* BEGIN SUPPLIED RECORDS *

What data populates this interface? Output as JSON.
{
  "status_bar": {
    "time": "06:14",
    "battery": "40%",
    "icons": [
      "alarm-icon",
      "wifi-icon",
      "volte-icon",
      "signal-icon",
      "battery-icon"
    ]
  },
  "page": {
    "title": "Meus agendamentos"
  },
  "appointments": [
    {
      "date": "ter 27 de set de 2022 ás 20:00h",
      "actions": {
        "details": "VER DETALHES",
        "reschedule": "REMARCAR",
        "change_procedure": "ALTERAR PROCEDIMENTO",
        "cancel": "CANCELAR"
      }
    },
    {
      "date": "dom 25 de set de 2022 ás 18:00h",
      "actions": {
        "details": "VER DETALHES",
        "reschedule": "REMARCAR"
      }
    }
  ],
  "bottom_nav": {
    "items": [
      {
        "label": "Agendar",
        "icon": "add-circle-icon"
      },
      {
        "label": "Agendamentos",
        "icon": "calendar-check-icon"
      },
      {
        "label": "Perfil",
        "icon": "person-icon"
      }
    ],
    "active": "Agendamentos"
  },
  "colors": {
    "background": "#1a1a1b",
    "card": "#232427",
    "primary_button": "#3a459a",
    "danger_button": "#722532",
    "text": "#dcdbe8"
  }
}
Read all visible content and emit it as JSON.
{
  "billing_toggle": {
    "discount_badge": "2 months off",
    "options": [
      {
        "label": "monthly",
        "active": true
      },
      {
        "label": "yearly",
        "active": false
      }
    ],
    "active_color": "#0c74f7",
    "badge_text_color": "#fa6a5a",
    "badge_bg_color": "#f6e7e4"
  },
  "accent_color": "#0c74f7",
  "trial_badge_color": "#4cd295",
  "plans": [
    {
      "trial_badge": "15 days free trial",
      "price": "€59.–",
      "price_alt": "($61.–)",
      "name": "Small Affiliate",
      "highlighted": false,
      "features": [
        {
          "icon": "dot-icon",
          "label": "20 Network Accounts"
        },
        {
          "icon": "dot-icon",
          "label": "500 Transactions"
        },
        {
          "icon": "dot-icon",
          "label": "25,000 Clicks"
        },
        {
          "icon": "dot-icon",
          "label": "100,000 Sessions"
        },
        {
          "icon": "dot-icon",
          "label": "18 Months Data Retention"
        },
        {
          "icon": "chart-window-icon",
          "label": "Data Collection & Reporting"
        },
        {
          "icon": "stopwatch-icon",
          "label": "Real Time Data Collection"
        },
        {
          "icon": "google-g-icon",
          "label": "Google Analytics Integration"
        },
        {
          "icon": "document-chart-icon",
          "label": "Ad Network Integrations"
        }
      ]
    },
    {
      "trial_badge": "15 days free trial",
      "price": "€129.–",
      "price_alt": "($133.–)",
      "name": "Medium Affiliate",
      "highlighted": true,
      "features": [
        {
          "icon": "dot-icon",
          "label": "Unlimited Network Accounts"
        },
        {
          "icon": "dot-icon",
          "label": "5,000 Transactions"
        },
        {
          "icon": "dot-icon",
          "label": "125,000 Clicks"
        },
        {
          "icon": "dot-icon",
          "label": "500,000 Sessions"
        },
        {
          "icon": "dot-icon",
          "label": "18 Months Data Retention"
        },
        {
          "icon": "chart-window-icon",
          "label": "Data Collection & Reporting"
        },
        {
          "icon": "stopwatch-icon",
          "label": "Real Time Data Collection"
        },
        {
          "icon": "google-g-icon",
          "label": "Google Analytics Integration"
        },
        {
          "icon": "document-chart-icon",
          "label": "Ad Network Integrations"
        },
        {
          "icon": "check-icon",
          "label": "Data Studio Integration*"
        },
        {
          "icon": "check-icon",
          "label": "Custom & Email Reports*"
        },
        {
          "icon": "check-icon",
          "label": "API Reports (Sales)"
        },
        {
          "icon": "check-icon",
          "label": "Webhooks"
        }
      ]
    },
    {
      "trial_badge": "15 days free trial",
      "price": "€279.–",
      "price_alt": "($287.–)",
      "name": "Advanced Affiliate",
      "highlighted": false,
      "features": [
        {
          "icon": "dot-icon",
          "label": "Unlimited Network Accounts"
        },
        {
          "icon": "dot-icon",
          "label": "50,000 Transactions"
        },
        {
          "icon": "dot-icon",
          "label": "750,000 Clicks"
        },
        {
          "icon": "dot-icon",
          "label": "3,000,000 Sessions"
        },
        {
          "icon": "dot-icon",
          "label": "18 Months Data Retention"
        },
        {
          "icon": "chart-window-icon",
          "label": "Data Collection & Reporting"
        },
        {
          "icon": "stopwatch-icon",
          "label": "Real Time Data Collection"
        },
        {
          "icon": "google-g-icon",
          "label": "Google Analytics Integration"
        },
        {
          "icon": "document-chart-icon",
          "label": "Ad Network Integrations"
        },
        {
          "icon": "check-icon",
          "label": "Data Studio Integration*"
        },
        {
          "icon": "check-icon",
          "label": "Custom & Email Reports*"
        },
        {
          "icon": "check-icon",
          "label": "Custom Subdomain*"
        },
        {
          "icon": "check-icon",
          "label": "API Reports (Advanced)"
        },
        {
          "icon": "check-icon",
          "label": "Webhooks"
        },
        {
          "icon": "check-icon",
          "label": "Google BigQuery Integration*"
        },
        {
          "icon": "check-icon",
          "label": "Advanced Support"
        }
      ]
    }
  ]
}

* END SUPPLIED RECORDS *

Take the data above and return it exactly.

What data populates this interface? Output as JSON.
{
  "status_bar": {
    "time": "06:14",
    "battery": "40%",
    "icons": [
      "alarm-icon",
      "wifi-icon",
      "volte-icon",
      "signal-icon",
      "battery-icon"
    ]
  },
  "page": {
    "title": "Meus agendamentos"
  },
  "appointments": [
    {
      "date": "ter 27 de set de 2022 ás 20:00h",
      "actions": {
        "details": "VER DETALHES",
        "reschedule": "REMARCAR",
        "change_procedure": "ALTERAR PROCEDIMENTO",
        "cancel": "CANCELAR"
      }
    },
    {
      "date": "dom 25 de set de 2022 ás 18:00h",
      "actions": {
        "details": "VER DETALHES",
        "reschedule": "REMARCAR"
      }
    }
  ],
  "bottom_nav": {
    "items": [
      {
        "label": "Agendar",
        "icon": "add-circle-icon"
      },
      {
        "label": "Agendamentos",
        "icon": "calendar-check-icon"
      },
      {
        "label": "Perfil",
        "icon": "person-icon"
      }
    ],
    "active": "Agendamentos"
  },
  "colors": {
    "background": "#1a1a1b",
    "card": "#232427",
    "primary_button": "#3a459a",
    "danger_button": "#722532",
    "text": "#dcdbe8"
  }
}
Read all visible content and emit it as JSON.
{
  "billing_toggle": {
    "discount_badge": "2 months off",
    "options": [
      {
        "label": "monthly",
        "active": true
      },
      {
        "label": "yearly",
        "active": false
      }
    ],
    "active_color": "#0c74f7",
    "badge_text_color": "#fa6a5a",
    "badge_bg_color": "#f6e7e4"
  },
  "accent_color": "#0c74f7",
  "trial_badge_color": "#4cd295",
  "plans": [
    {
      "trial_badge": "15 days free trial",
      "price": "€59.–",
      "price_alt": "($61.–)",
      "name": "Small Affiliate",
      "highlighted": false,
      "features": [
        {
          "icon": "dot-icon",
          "label": "20 Network Accounts"
        },
        {
          "icon": "dot-icon",
          "label": "500 Transactions"
        },
        {
          "icon": "dot-icon",
          "label": "25,000 Clicks"
        },
        {
          "icon": "dot-icon",
          "label": "100,000 Sessions"
        },
        {
          "icon": "dot-icon",
          "label": "18 Months Data Retention"
        },
        {
          "icon": "chart-window-icon",
          "label": "Data Collection & Reporting"
        },
        {
          "icon": "stopwatch-icon",
          "label": "Real Time Data Collection"
        },
        {
          "icon": "google-g-icon",
          "label": "Google Analytics Integration"
        },
        {
          "icon": "document-chart-icon",
          "label": "Ad Network Integrations"
        }
      ]
    },
    {
      "trial_badge": "15 days free trial",
      "price": "€129.–",
      "price_alt": "($133.–)",
      "name": "Medium Affiliate",
      "highlighted": true,
      "features": [
        {
          "icon": "dot-icon",
          "label": "Unlimited Network Accounts"
        },
        {
          "icon": "dot-icon",
          "label": "5,000 Transactions"
        },
        {
          "icon": "dot-icon",
          "label": "125,000 Clicks"
        },
        {
          "icon": "dot-icon",
          "label": "500,000 Sessions"
        },
        {
          "icon": "dot-icon",
          "label": "18 Months Data Retention"
        },
        {
          "icon": "chart-window-icon",
          "label": "Data Collection & Reporting"
        },
        {
          "icon": "stopwatch-icon",
          "label": "Real Time Data Collection"
        },
        {
          "icon": "google-g-icon",
          "label": "Google Analytics Integration"
        },
        {
          "icon": "document-chart-icon",
          "label": "Ad Network Integrations"
        },
        {
          "icon": "check-icon",
          "label": "Data Studio Integration*"
        },
        {
          "icon": "check-icon",
          "label": "Custom & Email Reports*"
        },
        {
          "icon": "check-icon",
          "label": "API Reports (Sales)"
        },
        {
          "icon": "check-icon",
          "label": "Webhooks"
        }
      ]
    },
    {
      "trial_badge": "15 days free trial",
      "price": "€279.–",
      "price_alt": "($287.–)",
      "name": "Advanced Affiliate",
      "highlighted": false,
      "features": [
        {
          "icon": "dot-icon",
          "label": "Unlimited Network Accounts"
        },
        {
          "icon": "dot-icon",
          "label": "50,000 Transactions"
        },
        {
          "icon": "dot-icon",
          "label": "750,000 Clicks"
        },
        {
          "icon": "dot-icon",
          "label": "3,000,000 Sessions"
        },
        {
          "icon": "dot-icon",
          "label": "18 Months Data Retention"
        },
        {
          "icon": "chart-window-icon",
          "label": "Data Collection & Reporting"
        },
        {
          "icon": "stopwatch-icon",
          "label": "Real Time Data Collection"
        },
        {
          "icon": "google-g-icon",
          "label": "Google Analytics Integration"
        },
        {
          "icon": "document-chart-icon",
          "label": "Ad Network Integrations"
        },
        {
          "icon": "check-icon",
          "label": "Data Studio Integration*"
        },
        {
          "icon": "check-icon",
          "label": "Custom & Email Reports*"
        },
        {
          "icon": "check-icon",
          "label": "Custom Subdomain*"
        },
        {
          "icon": "check-icon",
          "label": "API Reports (Advanced)"
        },
        {
          "icon": "check-icon",
          "label": "Webhooks"
        },
        {
          "icon": "check-icon",
          "label": "Google BigQuery Integration*"
        },
        {
          "icon": "check-icon",
          "label": "Advanced Support"
        }
      ]
    }
  ]
}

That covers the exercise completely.